*PROBLEM TO WORK ON:* Go through the records and give each one again exactly.

━━━━━ TASK DATA ━━━━━

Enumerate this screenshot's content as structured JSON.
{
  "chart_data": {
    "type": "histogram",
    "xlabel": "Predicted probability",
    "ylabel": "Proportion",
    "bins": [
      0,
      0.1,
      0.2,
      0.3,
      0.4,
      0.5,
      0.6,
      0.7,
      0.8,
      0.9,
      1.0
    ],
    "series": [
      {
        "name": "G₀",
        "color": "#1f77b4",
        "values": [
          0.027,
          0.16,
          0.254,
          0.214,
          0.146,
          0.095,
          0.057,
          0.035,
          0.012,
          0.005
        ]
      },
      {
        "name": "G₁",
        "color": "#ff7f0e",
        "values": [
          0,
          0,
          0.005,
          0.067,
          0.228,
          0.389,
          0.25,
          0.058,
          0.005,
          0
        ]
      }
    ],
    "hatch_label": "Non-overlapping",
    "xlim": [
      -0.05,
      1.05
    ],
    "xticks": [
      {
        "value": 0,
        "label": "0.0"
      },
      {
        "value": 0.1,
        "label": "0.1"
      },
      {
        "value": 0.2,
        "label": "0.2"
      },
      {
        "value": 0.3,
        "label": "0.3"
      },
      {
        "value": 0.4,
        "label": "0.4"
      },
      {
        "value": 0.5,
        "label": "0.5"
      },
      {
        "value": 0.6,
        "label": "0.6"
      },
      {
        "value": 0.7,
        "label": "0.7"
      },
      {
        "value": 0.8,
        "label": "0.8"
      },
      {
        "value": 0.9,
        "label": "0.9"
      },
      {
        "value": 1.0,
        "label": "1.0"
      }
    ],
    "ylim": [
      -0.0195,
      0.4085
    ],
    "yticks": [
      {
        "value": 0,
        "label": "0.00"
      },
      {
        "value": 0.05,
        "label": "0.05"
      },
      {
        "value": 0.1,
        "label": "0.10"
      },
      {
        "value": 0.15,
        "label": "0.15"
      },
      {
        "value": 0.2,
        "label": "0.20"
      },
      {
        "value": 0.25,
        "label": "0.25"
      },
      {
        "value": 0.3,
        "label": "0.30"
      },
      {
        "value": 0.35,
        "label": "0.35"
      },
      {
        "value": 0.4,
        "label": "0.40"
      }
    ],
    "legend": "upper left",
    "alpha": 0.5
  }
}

━━━━━

*THE REPLY:*
Enumerate this screenshot's content as structured JSON.
{
  "chart_data": {
    "type": "histogram",
    "xlabel": "Predicted probability",
    "ylabel": "Proportion",
    "bins": [
      0,
      0.1,
      0.2,
      0.3,
      0.4,
      0.5,
      0.6,
      0.7,
      0.8,
      0.9,
      1.0
    ],
    "series": [
      {
        "name": "G₀",
        "color": "#1f77b4",
        "values": [
          0.027,
          0.16,
          0.254,
          0.214,
          0.146,
          0.095,
          0.057,
          0.035,
          0.012,
          0.005
        ]
      },
      {
        "name": "G₁",
        "color": "#ff7f0e",
        "values": [
          0,
          0,
          0.005,
          0.067,
          0.228,
          0.389,
          0.25,
          0.058,
          0.005,
          0
        ]
      }
    ],
    "hatch_label": "Non-overlapping",
    "xlim": [
      -0.05,
      1.05
    ],
    "xticks": [
      {
        "value": 0,
        "label": "0.0"
      },
      {
        "value": 0.1,
        "label": "0.1"
      },
      {
        "value": 0.2,
        "label": "0.2"
      },
      {
        "value": 0.3,
        "label": "0.3"
      },
      {
        "value": 0.4,
        "label": "0.4"
      },
      {
        "value": 0.5,
        "label": "0.5"
      },
      {
        "value": 0.6,
        "label": "0.6"
      },
      {
        "value": 0.7,
        "label": "0.7"
      },
      {
        "value": 0.8,
        "label": "0.8"
      },
      {
        "value": 0.9,
        "label": "0.9"
      },
      {
        "value": 1.0,
        "label": "1.0"
      }
    ],
    "ylim": [
      -0.0195,
      0.4085
    ],
    "yticks": [
      {
        "value": 0,
        "label": "0.00"
      },
      {
        "value": 0.05,
        "label": "0.05"
      },
      {
        "value": 0.1,
        "label": "0.10"
      },
      {
        "value": 0.15,
        "label": "0.15"
      },
      {
        "value": 0.2,
        "label": "0.20"
      },
      {
        "value": 0.25,
        "label": "0.25"
      },
      {
        "value": 0.3,
        "label": "0.30"
      },
      {
        "value": 0.35,
        "label": "0.35"
      },
      {
        "value": 0.4,
        "label": "0.40"
      }
    ],
    "legend": "upper left",
    "alpha": 0.5
  }
}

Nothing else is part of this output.